◆ Exercise prompt:
Select the lines that contain "TOYOTA" and copy each of them.

◆ Provided entries:
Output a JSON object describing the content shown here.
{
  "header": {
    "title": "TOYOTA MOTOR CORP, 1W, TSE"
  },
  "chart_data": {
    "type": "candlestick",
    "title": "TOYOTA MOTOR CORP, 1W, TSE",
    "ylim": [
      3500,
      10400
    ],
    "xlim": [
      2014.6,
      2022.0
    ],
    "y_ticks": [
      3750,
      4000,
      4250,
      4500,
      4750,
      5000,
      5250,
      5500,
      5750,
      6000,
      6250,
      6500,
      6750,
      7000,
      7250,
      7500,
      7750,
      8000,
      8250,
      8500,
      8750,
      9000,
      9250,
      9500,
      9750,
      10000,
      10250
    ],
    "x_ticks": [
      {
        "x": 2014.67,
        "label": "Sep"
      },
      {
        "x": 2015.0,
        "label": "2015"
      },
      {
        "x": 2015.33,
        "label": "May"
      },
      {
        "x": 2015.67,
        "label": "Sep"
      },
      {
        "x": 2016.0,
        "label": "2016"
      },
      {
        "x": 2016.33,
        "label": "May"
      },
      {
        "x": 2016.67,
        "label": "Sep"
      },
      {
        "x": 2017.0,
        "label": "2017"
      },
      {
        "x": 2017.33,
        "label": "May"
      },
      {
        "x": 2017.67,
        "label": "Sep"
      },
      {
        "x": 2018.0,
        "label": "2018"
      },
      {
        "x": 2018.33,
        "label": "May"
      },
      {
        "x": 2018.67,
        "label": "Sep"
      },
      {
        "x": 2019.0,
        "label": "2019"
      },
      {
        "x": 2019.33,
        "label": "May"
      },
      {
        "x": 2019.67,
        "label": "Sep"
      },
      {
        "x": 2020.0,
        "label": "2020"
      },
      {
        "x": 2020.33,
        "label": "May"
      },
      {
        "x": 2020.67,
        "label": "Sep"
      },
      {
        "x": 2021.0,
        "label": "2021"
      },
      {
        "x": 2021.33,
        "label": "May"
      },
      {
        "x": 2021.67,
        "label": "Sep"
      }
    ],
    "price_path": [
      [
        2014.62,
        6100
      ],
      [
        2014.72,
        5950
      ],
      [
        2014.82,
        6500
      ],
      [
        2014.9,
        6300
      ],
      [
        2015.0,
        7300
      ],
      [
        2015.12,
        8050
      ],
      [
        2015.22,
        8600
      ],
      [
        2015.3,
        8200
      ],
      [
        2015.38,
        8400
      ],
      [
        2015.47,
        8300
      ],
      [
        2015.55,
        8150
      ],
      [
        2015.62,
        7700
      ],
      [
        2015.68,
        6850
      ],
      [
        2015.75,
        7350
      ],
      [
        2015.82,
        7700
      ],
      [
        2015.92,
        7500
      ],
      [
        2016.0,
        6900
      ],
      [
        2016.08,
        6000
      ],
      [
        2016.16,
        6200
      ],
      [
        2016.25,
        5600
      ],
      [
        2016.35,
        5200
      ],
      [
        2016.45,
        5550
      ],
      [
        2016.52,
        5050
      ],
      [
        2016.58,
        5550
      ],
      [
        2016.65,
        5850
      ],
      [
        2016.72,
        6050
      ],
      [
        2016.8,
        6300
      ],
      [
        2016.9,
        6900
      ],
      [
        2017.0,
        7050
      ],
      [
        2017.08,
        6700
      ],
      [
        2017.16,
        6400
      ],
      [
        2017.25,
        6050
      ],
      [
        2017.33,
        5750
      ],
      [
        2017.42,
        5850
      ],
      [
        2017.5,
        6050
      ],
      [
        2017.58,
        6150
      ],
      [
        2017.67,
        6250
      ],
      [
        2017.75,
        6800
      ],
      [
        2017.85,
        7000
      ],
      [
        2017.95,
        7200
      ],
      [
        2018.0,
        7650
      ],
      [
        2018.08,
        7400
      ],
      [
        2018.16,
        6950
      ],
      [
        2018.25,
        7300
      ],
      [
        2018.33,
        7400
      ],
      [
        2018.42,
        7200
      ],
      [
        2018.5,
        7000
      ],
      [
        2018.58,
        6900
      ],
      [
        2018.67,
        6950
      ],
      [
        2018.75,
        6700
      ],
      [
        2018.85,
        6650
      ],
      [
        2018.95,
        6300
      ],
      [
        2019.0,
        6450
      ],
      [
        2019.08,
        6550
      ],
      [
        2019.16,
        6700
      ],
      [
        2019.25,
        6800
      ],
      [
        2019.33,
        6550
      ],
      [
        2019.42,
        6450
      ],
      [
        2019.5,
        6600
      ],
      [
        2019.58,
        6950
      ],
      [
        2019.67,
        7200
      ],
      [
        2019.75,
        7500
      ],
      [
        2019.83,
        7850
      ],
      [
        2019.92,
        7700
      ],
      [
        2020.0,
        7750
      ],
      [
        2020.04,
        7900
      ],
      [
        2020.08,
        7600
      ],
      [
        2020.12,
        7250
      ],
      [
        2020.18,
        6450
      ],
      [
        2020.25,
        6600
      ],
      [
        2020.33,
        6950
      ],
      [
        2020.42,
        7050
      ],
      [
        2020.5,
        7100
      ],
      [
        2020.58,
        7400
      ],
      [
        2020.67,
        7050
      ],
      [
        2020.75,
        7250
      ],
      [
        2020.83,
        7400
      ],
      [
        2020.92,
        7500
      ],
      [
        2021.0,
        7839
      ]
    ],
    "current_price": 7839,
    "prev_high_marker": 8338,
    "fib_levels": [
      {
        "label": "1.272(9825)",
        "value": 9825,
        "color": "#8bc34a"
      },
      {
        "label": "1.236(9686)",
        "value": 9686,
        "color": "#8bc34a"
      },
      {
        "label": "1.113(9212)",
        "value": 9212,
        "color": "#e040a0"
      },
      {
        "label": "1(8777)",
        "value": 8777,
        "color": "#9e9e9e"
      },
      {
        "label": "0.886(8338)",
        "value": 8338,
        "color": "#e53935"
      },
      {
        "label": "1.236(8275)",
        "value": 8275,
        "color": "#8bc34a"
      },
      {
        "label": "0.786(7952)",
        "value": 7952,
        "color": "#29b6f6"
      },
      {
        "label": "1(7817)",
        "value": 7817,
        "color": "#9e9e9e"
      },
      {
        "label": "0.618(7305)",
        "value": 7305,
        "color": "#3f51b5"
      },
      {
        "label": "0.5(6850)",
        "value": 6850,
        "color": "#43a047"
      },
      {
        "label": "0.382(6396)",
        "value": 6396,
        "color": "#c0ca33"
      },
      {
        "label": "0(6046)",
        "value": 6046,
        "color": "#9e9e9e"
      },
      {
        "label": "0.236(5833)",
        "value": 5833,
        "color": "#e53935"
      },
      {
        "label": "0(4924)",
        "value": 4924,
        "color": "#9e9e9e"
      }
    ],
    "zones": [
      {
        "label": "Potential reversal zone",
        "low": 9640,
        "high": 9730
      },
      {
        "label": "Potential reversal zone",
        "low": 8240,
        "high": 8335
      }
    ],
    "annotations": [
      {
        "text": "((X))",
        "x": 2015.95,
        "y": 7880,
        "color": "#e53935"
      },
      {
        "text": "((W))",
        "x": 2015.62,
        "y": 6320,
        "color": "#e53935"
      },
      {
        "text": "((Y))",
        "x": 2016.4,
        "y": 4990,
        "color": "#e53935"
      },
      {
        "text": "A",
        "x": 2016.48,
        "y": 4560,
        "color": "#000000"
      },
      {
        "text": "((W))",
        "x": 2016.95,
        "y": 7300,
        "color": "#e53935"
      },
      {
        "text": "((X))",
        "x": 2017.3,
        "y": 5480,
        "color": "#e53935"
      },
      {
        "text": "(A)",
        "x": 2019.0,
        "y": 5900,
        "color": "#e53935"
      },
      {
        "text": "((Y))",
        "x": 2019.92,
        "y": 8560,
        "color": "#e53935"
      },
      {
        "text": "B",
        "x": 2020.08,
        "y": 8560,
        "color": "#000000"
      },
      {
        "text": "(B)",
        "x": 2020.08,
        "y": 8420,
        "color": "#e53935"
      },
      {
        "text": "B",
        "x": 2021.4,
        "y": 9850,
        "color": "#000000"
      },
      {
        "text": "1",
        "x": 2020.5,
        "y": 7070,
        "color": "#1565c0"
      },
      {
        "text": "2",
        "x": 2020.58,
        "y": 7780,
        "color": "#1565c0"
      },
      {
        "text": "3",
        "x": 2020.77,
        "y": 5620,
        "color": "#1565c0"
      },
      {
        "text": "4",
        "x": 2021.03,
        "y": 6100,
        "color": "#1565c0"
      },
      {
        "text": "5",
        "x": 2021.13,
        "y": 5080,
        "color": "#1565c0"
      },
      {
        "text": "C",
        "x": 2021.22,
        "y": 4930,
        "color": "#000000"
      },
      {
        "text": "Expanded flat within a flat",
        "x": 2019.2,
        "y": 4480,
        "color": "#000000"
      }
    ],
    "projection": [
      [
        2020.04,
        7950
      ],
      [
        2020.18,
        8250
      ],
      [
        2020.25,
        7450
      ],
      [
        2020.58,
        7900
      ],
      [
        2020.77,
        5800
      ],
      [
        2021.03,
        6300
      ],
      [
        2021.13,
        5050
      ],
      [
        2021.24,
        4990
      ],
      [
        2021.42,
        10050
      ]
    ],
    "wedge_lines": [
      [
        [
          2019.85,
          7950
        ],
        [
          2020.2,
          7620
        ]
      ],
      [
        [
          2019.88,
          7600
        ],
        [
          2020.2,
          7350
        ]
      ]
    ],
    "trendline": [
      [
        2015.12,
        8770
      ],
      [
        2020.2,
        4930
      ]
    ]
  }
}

◆ Written solution:
    "title": "TOYOTA MOTOR CORP, 1W, TSE"
    "title": "TOYOTA MOTOR CORP, 1W, TSE",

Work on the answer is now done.